Task inputs |

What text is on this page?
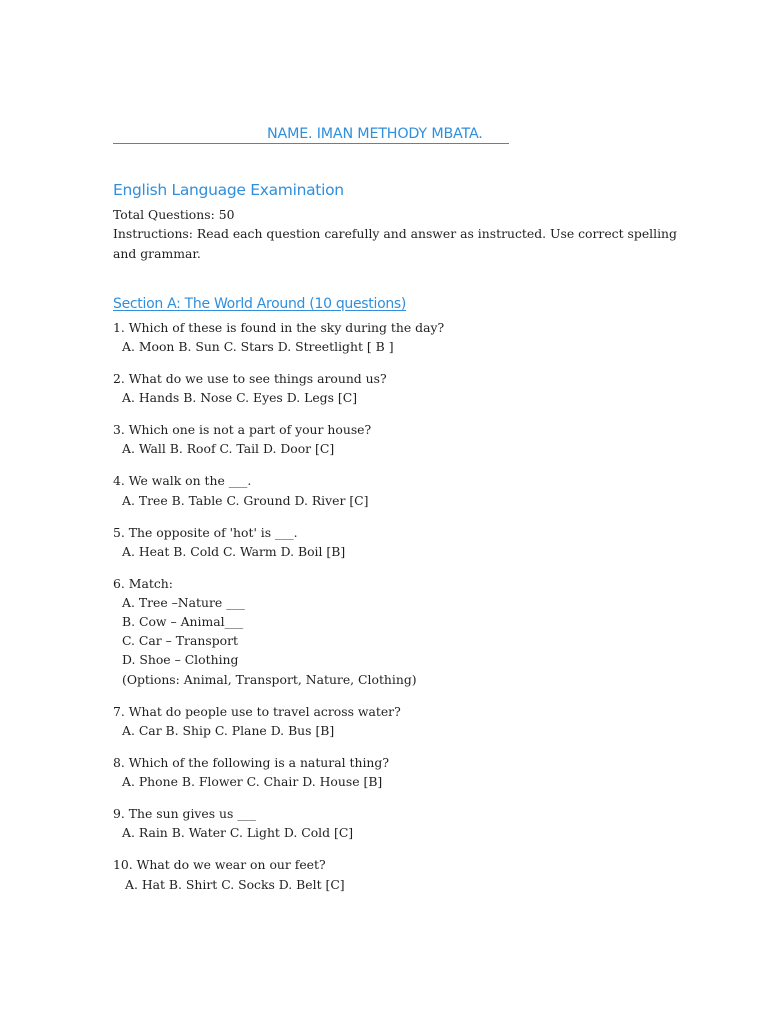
NAME. IMAN METHODY MBATA.
English Language Examination
Total Questions: 50
Instructions: Read each question carefully and answer as instructed. Use correct spelling
and grammar.
Section A: The World Around (10 questions)
1. Which of these is found in the sky during the day?
A. Moon B. Sun C. Stars D. Streetlight [ B ]
2. What do we use to see things around us?
A. Hands B. Nose C. Eyes D. Legs [C]
3. Which one is not a part of your house?
A. Wall B. Roof C. Tail D. Door [C]
4. We walk on the ___.
A. Tree B. Table C. Ground D. River [C]
5. The opposite of 'hot' is ___.
A. Heat B. Cold C. Warm D. Boil [B]
6. Match:
A. Tree –Nature ___
B. Cow – Animal___
C. Car – Transport
D. Shoe – Clothing
(Options: Animal, Transport, Nature, Clothing)
7. What do people use to travel across water?
A. Car B. Ship C. Plane D. Bus [B]
8. Which of the following is a natural thing?
A. Phone B. Flower C. Chair D. House [B]
9. The sun gives us ___
A. Rain B. Water C. Light D. Cold [C]
10. What do we wear on our feet?
A. Hat B. Shirt C. Socks D. Belt [C]
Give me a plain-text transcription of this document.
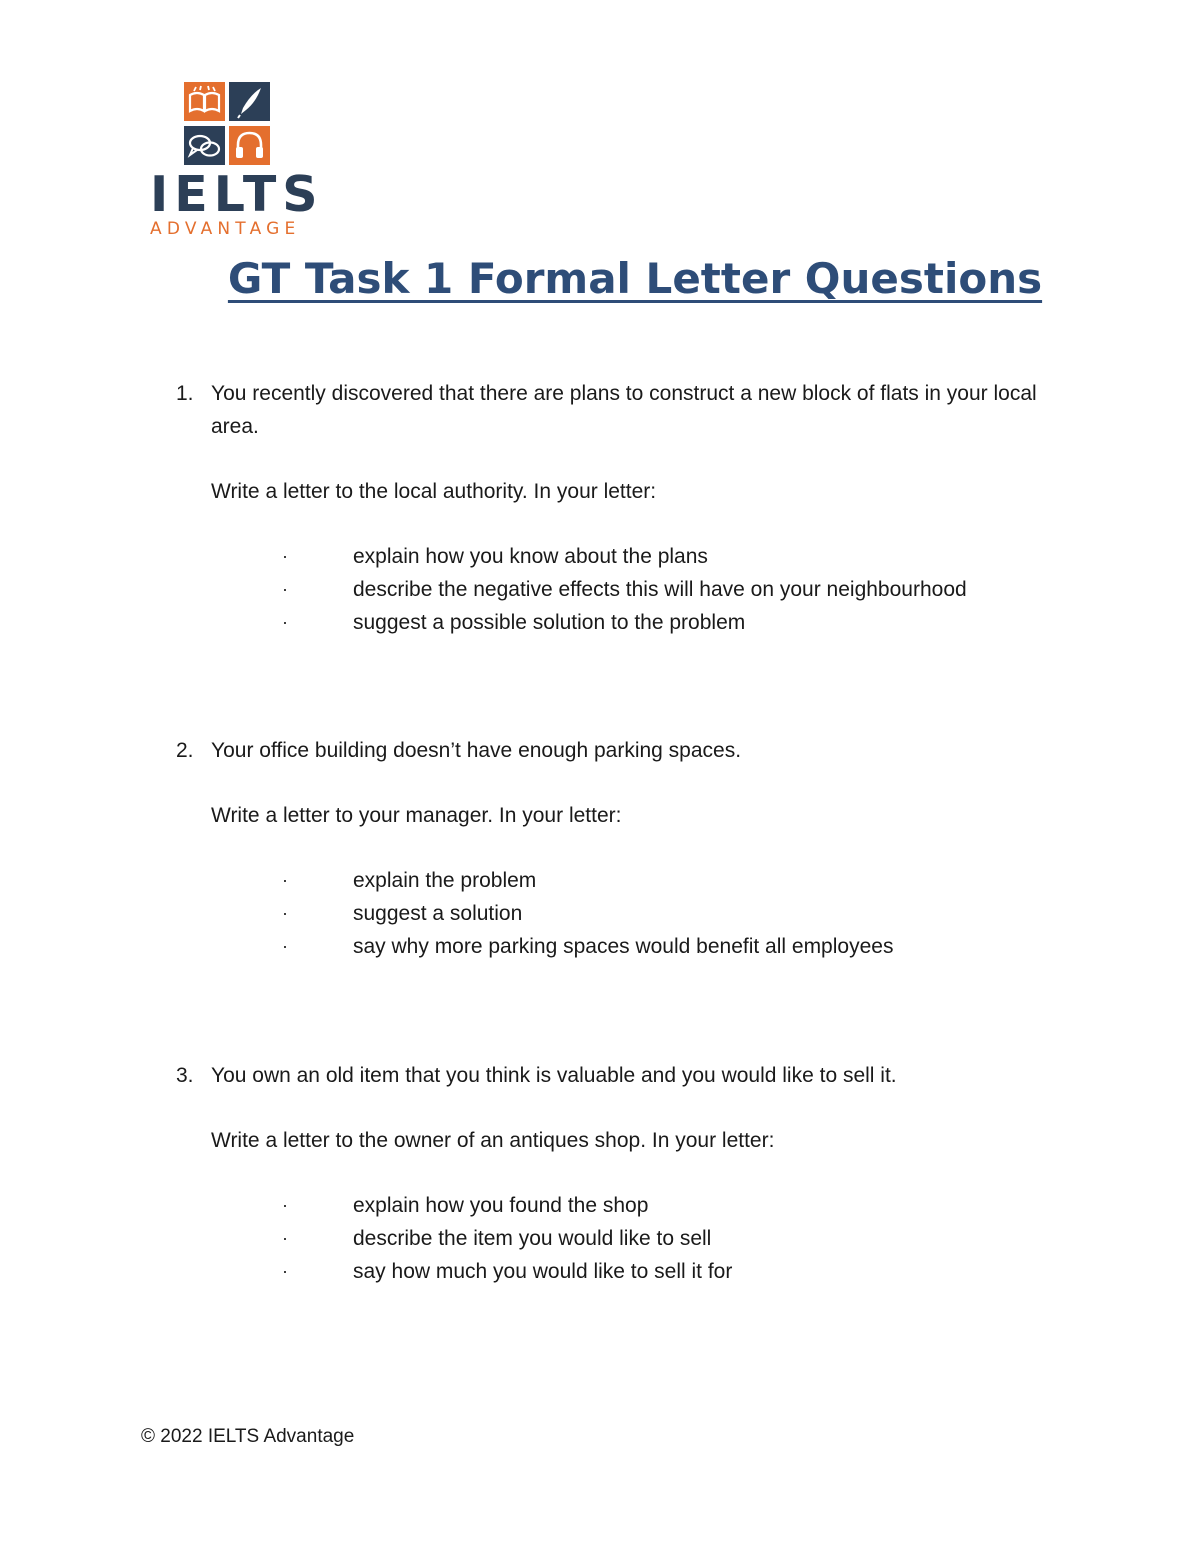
IELTS
ADVANTAGE
GT Task 1 Formal Letter Questions
1. You recently discovered that there are plans to construct a new block of flats in your local area.

Write a letter to the local authority. In your letter:

·	explain how you know about the plans
·	describe the negative effects this will have on your neighbourhood
·	suggest a possible solution to the problem
2. Your office building doesn’t have enough parking spaces.

Write a letter to your manager. In your letter:

·	explain the problem
·	suggest a solution
·	say why more parking spaces would benefit all employees
3. You own an old item that you think is valuable and you would like to sell it.

Write a letter to the owner of an antiques shop. In your letter:

·	explain how you found the shop
·	describe the item you would like to sell
·	say how much you would like to sell it for
© 2022 IELTS Advantage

Job | Retype the records exactly. Any image in them should not appear in what you write.

Exercise output |
What text is on this page?
NAME. IMAN METHODY MBATA.
English Language Examination
Total Questions: 50
Instructions: Read each question carefully and answer as instructed. Use correct spelling
and grammar.
Section A: The World Around (10 questions)
1. Which of these is found in the sky during the day?
A. Moon B. Sun C. Stars D. Streetlight [ B ]
2. What do we use to see things around us?
A. Hands B. Nose C. Eyes D. Legs [C]
3. Which one is not a part of your house?
A. Wall B. Roof C. Tail D. Door [C]
4. We walk on the ___.
A. Tree B. Table C. Ground D. River [C]
5. The opposite of 'hot' is ___.
A. Heat B. Cold C. Warm D. Boil [B]
6. Match:
A. Tree –Nature ___
B. Cow – Animal___
C. Car – Transport
D. Shoe – Clothing
(Options: Animal, Transport, Nature, Clothing)
7. What do people use to travel across water?
A. Car B. Ship C. Plane D. Bus [B]
8. Which of the following is a natural thing?
A. Phone B. Flower C. Chair D. House [B]
9. The sun gives us ___
A. Rain B. Water C. Light D. Cold [C]
10. What do we wear on our feet?
A. Hat B. Shirt C. Socks D. Belt [C]
Give me a plain-text transcription of this document.
IELTS
ADVANTAGE
GT Task 1 Formal Letter Questions
1. You recently discovered that there are plans to construct a new block of flats in your local area.

Write a letter to the local authority. In your letter:

·	explain how you know about the plans
·	describe the negative effects this will have on your neighbourhood
·	suggest a possible solution to the problem
2. Your office building doesn’t have enough parking spaces.

Write a letter to your manager. In your letter:

·	explain the problem
·	suggest a solution
·	say why more parking spaces would benefit all employees
3. You own an old item that you think is valuable and you would like to sell it.

Write a letter to the owner of an antiques shop. In your letter:

·	explain how you found the shop
·	describe the item you would like to sell
·	say how much you would like to sell it for
© 2022 IELTS Advantage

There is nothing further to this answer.